═══ Supplied data ═══

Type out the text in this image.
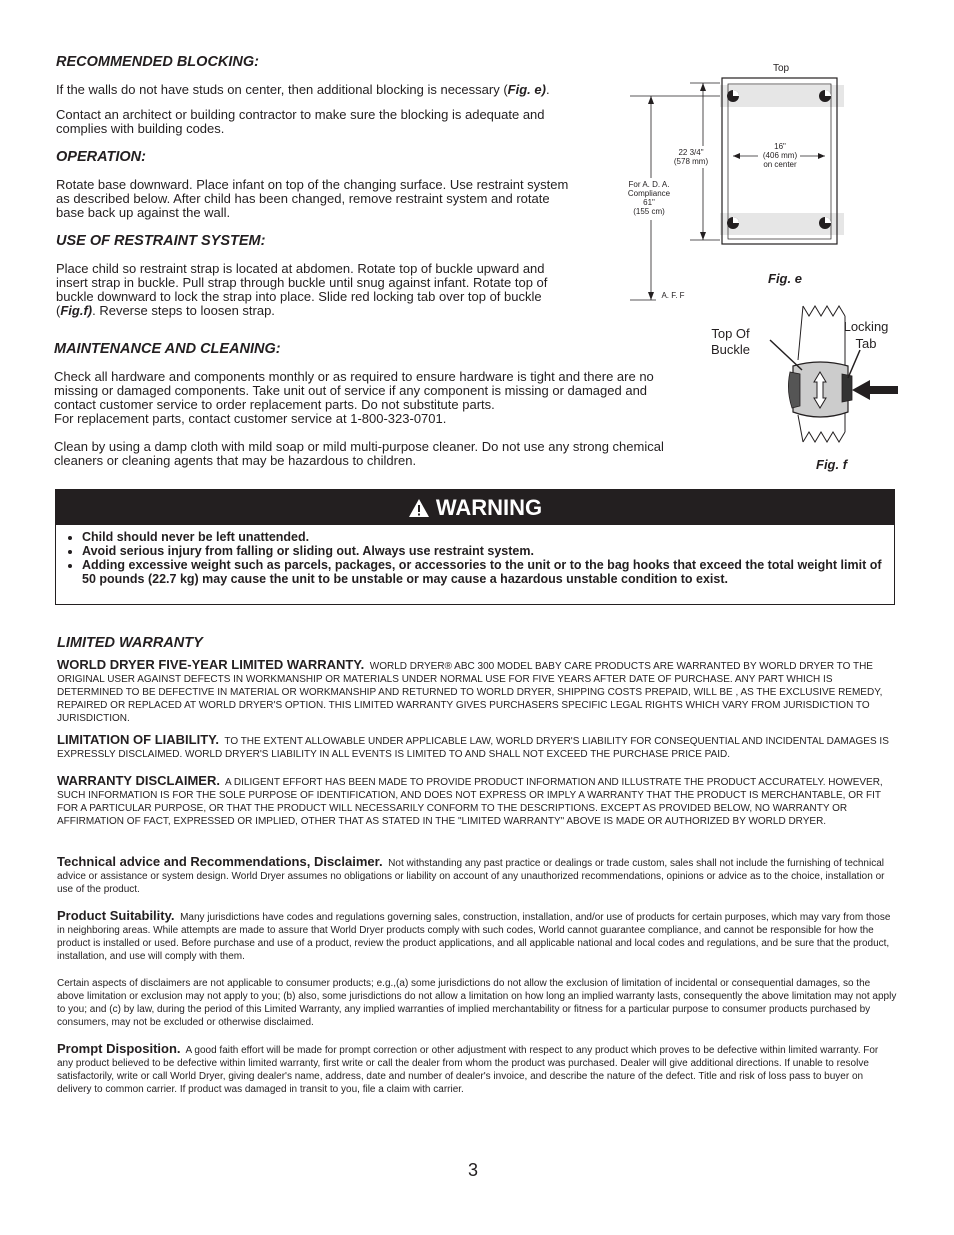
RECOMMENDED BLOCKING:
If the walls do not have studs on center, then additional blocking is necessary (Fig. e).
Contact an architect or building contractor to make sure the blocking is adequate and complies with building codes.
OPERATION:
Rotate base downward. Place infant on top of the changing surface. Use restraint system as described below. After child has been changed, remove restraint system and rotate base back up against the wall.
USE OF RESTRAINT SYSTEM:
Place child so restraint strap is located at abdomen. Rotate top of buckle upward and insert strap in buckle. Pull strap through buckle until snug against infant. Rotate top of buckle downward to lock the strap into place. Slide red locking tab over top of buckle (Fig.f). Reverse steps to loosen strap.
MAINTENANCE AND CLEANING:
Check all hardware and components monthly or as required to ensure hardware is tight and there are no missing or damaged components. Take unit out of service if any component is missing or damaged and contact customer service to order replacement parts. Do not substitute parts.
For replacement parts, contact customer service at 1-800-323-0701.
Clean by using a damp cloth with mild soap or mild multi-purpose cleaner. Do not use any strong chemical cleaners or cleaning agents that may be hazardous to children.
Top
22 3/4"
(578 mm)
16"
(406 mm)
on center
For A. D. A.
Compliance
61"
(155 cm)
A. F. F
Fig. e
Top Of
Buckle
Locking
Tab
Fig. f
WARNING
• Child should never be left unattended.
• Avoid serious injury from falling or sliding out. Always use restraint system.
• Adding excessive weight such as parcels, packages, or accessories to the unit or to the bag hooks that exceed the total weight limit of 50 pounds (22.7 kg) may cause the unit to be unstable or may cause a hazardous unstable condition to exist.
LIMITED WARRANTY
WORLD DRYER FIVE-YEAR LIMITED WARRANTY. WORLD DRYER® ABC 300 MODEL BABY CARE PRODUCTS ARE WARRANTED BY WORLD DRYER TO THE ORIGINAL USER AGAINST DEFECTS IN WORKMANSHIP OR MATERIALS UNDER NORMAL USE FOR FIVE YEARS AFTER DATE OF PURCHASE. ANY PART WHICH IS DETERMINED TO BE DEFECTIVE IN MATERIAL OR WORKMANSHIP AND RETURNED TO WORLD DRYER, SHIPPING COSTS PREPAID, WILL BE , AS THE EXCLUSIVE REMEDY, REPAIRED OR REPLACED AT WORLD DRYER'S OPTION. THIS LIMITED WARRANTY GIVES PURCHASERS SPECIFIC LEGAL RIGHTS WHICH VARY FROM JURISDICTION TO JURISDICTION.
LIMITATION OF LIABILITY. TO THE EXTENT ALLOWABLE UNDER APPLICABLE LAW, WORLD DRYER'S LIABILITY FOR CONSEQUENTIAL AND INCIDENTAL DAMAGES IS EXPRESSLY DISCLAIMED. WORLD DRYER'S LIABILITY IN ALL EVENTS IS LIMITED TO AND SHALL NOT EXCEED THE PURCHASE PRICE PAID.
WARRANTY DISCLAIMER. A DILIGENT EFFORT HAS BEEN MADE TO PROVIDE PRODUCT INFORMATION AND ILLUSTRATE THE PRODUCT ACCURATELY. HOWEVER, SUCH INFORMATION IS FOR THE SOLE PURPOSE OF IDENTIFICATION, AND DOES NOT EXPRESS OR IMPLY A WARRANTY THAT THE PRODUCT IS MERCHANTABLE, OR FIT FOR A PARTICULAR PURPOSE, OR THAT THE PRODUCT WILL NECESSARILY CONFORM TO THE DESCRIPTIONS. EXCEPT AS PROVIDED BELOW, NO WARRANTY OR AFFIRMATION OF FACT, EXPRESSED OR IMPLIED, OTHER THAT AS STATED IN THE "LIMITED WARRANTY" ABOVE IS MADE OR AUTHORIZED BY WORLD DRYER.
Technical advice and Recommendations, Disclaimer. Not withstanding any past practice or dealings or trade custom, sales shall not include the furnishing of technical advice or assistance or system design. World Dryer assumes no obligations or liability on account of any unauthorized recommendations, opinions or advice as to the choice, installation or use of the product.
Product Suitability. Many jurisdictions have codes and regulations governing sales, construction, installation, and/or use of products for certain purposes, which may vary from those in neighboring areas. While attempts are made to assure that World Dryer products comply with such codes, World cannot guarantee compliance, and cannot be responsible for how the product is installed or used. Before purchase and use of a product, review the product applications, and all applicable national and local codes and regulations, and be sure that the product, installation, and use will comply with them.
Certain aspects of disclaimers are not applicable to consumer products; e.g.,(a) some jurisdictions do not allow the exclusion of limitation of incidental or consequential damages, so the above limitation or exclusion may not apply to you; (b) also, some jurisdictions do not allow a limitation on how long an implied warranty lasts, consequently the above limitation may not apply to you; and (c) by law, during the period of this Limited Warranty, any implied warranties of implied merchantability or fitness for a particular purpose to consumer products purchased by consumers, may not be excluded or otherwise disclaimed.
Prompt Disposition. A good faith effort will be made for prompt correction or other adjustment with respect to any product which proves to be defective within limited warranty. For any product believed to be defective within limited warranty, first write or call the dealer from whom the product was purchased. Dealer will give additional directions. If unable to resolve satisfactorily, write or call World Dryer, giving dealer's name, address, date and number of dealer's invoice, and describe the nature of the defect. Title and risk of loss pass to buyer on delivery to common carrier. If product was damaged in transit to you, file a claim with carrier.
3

═══
═══ Supplied data ═══

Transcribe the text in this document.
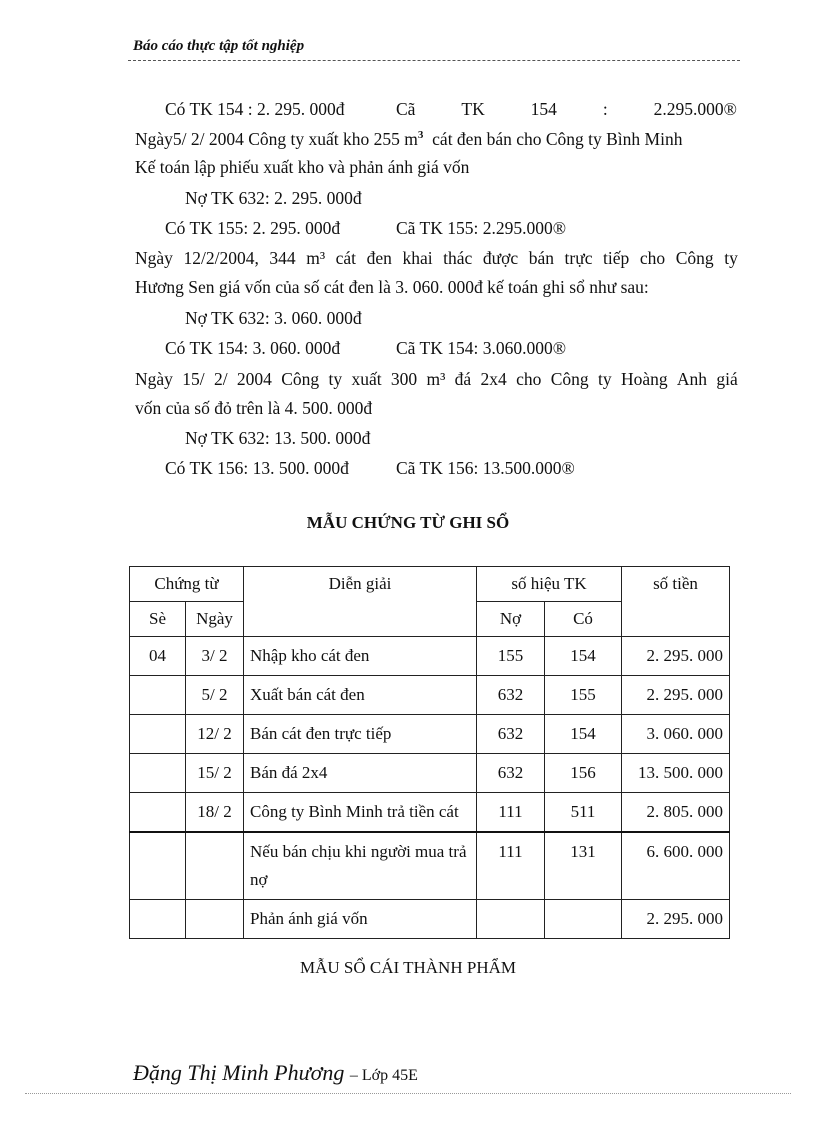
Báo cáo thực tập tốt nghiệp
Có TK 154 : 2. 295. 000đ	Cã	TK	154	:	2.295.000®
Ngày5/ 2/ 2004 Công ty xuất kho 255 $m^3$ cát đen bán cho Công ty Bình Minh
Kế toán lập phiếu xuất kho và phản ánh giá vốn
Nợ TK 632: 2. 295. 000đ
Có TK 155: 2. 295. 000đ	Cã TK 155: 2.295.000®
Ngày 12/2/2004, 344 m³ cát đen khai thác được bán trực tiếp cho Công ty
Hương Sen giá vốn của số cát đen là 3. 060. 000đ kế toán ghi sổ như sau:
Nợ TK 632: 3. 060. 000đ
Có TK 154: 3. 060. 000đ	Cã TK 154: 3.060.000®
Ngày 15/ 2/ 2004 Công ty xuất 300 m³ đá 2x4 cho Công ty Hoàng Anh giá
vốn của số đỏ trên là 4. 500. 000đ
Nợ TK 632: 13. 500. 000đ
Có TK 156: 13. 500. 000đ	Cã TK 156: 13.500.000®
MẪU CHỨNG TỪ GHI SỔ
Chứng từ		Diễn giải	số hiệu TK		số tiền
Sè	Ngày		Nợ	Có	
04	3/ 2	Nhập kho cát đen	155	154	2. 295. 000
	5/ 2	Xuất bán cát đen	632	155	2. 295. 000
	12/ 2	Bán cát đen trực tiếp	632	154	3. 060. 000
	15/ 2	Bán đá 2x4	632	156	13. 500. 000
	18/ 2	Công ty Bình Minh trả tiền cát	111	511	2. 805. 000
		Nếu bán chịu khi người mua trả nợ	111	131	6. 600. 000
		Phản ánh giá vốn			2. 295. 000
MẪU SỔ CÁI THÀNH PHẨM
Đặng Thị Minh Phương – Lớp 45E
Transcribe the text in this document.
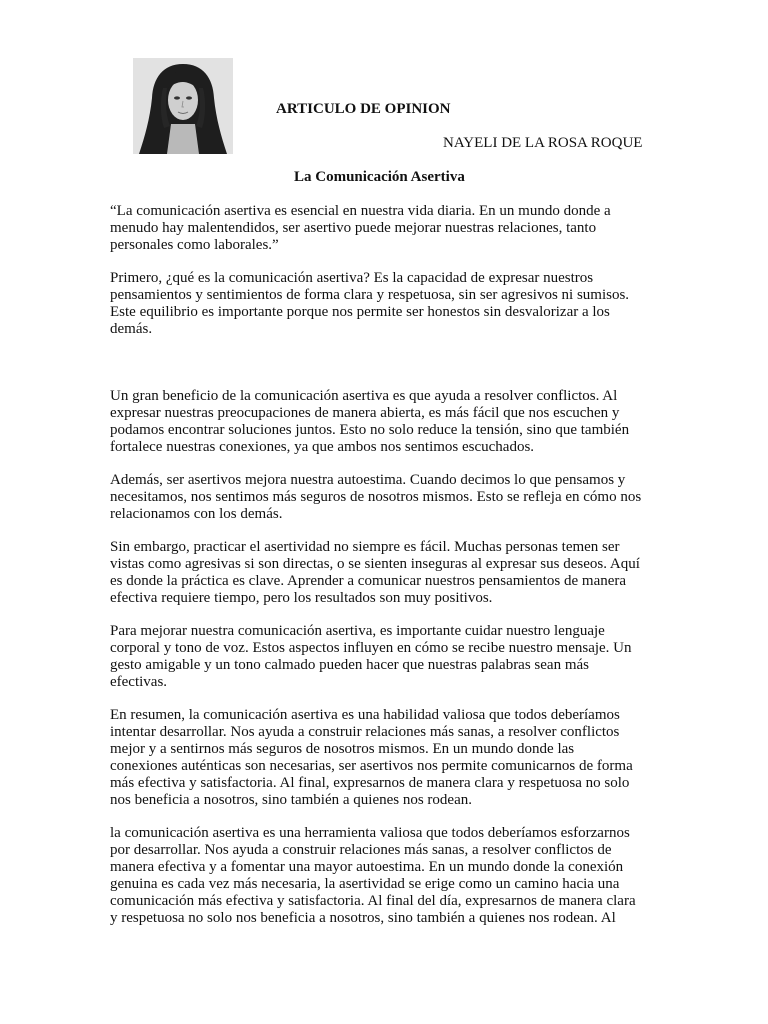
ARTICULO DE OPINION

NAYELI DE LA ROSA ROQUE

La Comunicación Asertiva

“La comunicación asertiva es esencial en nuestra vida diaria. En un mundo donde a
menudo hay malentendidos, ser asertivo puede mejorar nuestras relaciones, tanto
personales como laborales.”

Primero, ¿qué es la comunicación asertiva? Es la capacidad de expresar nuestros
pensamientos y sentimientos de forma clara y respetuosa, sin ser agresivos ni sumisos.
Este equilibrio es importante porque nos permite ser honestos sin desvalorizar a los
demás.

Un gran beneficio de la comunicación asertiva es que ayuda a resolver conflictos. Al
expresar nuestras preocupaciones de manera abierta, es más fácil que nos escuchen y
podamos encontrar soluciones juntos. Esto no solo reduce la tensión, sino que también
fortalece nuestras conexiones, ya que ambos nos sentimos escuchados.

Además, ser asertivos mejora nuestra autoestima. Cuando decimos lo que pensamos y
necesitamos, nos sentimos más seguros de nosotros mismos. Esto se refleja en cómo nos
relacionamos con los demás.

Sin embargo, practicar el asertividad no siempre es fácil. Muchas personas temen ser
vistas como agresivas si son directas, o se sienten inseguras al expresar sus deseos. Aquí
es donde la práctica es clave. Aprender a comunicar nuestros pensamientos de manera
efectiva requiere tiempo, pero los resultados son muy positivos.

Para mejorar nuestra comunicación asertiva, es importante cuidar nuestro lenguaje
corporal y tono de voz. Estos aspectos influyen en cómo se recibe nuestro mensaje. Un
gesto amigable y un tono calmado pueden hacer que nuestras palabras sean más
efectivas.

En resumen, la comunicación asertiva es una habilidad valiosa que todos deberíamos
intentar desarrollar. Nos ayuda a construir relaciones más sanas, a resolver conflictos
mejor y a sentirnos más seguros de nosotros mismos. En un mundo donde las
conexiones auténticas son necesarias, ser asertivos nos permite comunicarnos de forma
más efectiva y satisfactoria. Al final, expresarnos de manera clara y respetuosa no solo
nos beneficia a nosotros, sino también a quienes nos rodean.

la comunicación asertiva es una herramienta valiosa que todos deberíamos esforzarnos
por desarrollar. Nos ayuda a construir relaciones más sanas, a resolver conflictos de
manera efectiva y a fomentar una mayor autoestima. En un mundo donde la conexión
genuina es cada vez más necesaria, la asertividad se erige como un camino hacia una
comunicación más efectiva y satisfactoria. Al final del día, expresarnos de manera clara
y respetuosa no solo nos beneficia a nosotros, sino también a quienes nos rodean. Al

═══

**Written exercise**
Where a line in the material contains "respetuosa", copy that line.

**Output of the task**
pensamientos y sentimientos de forma clara y respetuosa, sin ser agresivos ni sumisos.
más efectiva y satisfactoria. Al final, expresarnos de manera clara y respetuosa no solo
y respetuosa no solo nos beneficia a nosotros, sino también a quienes nos rodean. Al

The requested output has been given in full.